What to produce —
Return all lines that include the string "Belgium".

Records provided —
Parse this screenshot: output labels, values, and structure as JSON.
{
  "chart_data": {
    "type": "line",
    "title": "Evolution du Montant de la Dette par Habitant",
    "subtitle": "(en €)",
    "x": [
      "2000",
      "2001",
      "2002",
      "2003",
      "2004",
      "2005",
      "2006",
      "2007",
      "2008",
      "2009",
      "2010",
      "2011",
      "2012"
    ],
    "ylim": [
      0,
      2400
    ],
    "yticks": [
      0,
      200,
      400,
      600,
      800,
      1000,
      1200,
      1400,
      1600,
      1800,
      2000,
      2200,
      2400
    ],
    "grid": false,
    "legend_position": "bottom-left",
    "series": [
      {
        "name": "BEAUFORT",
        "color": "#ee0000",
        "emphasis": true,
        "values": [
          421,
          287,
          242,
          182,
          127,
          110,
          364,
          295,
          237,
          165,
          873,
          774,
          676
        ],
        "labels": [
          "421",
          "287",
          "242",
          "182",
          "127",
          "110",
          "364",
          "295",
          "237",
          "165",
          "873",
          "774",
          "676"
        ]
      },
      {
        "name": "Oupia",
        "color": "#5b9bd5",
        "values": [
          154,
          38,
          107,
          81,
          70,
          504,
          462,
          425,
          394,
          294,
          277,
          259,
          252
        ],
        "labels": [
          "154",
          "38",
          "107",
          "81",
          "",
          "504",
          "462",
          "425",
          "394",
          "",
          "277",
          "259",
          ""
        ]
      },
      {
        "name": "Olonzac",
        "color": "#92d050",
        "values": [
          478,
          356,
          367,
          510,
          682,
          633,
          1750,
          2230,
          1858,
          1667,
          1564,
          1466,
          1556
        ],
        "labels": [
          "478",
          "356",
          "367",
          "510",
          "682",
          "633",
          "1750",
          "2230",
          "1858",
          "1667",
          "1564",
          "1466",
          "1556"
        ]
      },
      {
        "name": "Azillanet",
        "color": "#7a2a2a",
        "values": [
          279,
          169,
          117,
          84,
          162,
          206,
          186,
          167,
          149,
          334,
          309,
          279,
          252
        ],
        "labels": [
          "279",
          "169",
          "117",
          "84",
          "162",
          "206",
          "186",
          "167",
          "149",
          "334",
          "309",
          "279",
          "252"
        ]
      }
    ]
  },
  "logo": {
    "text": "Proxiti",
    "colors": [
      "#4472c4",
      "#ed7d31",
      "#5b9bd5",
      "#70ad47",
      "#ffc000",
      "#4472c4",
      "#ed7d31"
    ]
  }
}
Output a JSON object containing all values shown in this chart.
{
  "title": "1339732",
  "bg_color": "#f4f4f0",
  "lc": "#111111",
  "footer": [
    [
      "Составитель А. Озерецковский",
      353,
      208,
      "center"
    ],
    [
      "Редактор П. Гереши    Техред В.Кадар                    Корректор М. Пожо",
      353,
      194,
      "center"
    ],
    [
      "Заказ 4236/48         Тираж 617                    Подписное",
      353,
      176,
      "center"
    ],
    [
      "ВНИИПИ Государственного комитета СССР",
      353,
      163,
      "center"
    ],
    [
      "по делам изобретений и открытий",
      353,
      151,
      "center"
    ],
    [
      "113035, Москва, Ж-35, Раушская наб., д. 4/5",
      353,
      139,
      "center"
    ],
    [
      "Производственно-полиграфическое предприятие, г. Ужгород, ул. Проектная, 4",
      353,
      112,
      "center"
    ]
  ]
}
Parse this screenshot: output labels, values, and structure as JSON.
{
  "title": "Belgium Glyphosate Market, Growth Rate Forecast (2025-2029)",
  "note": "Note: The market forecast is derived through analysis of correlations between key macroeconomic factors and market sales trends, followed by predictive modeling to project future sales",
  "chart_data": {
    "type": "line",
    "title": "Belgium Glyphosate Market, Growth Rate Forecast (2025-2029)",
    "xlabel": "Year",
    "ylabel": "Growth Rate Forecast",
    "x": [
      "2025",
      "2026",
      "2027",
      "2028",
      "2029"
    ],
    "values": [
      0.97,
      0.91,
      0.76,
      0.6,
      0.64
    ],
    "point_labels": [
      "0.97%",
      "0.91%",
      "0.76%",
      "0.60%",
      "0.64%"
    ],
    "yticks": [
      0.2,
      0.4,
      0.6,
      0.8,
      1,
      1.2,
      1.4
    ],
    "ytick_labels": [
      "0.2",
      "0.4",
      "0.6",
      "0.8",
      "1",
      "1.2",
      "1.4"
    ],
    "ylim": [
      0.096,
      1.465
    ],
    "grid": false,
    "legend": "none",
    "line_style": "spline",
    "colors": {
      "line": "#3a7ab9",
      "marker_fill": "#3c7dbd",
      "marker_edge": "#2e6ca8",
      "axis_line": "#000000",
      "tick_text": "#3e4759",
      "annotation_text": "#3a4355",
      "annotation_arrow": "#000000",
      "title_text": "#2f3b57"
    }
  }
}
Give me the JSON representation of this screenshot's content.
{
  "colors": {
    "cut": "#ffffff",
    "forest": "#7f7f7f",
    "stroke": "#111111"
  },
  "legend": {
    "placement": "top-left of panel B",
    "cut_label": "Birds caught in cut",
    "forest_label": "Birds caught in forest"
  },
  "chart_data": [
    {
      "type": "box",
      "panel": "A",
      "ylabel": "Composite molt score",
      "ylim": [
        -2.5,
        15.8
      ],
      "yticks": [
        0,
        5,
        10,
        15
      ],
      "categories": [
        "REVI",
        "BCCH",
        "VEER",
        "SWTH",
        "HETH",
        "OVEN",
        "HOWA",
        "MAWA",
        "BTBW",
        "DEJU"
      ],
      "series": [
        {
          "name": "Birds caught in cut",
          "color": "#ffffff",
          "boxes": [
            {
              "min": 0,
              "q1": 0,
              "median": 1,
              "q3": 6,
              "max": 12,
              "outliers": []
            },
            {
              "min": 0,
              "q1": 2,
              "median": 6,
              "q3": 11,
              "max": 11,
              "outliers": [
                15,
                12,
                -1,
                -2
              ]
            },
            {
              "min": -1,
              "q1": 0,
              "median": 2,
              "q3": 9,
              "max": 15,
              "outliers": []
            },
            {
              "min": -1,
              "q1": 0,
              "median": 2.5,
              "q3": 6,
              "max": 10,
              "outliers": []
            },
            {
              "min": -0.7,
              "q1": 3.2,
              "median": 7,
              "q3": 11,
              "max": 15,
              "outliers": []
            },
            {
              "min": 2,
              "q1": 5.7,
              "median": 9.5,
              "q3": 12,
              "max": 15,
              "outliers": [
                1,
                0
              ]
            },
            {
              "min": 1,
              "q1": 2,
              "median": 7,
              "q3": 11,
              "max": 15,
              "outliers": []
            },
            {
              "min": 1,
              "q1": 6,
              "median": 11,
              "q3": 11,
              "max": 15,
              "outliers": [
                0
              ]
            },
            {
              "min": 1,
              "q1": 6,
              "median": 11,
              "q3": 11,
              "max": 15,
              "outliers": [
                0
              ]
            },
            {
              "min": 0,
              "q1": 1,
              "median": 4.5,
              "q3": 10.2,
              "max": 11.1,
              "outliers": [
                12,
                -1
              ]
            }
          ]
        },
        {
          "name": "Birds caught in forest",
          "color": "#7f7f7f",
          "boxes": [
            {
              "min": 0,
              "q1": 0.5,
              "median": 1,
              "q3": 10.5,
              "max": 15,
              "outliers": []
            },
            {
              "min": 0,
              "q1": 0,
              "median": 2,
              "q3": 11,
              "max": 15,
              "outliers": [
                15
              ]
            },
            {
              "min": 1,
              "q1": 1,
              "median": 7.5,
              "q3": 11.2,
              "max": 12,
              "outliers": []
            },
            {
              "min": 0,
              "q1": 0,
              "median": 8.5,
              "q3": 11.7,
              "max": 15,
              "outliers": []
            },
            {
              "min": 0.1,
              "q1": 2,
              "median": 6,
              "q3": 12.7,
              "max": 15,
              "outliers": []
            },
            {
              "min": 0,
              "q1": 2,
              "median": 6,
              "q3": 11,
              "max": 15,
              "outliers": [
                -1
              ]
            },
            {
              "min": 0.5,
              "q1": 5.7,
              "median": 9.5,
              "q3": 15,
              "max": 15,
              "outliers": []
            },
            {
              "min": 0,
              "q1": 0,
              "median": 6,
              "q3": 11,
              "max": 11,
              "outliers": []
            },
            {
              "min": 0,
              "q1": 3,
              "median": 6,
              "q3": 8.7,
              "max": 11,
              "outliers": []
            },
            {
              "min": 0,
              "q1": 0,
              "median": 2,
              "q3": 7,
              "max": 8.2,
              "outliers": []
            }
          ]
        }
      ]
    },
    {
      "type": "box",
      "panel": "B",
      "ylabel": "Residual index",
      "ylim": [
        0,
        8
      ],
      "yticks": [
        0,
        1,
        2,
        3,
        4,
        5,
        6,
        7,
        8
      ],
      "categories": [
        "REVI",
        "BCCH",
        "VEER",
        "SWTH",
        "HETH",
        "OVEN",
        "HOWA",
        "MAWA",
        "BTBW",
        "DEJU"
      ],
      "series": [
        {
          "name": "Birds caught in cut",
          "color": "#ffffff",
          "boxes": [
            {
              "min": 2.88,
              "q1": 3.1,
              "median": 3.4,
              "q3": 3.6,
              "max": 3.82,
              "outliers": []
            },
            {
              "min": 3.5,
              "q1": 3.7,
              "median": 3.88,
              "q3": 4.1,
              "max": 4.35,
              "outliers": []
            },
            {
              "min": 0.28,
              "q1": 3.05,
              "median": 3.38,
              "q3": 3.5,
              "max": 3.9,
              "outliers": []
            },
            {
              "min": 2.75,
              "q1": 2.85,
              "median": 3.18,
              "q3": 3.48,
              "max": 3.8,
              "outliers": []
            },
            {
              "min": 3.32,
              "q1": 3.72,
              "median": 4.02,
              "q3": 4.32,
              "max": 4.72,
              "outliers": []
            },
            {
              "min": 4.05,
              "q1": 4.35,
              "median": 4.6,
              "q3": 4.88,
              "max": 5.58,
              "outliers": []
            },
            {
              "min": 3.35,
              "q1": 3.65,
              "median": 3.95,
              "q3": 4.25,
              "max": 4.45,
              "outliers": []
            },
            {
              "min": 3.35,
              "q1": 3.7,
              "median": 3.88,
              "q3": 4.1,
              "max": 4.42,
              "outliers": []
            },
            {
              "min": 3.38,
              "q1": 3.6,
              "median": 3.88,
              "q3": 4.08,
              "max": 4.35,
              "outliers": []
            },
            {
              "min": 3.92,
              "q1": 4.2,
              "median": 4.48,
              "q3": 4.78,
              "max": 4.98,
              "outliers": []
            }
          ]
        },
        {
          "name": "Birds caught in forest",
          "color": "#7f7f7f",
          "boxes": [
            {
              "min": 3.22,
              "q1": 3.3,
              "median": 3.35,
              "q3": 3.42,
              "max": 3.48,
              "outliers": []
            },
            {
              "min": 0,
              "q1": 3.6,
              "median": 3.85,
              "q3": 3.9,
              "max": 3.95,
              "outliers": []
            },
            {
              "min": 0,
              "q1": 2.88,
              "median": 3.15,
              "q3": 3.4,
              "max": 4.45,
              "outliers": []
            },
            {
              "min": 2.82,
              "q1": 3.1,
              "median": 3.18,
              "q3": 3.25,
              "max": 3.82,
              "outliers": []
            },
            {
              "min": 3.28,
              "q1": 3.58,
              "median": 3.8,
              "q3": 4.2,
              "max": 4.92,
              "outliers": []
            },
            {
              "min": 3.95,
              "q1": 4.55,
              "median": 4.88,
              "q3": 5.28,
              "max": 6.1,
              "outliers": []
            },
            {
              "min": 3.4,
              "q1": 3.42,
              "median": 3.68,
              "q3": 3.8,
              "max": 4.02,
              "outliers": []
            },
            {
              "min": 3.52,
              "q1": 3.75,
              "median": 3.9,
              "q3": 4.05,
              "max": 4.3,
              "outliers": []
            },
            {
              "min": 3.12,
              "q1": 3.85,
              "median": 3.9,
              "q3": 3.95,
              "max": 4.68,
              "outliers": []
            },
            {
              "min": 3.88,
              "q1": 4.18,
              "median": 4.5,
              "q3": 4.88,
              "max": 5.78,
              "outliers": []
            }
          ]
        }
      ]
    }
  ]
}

Task response —
  "title": "Belgium Glyphosate Market, Growth Rate Forecast (2025-2029)",
    "title": "Belgium Glyphosate Market, Growth Rate Forecast (2025-2029)",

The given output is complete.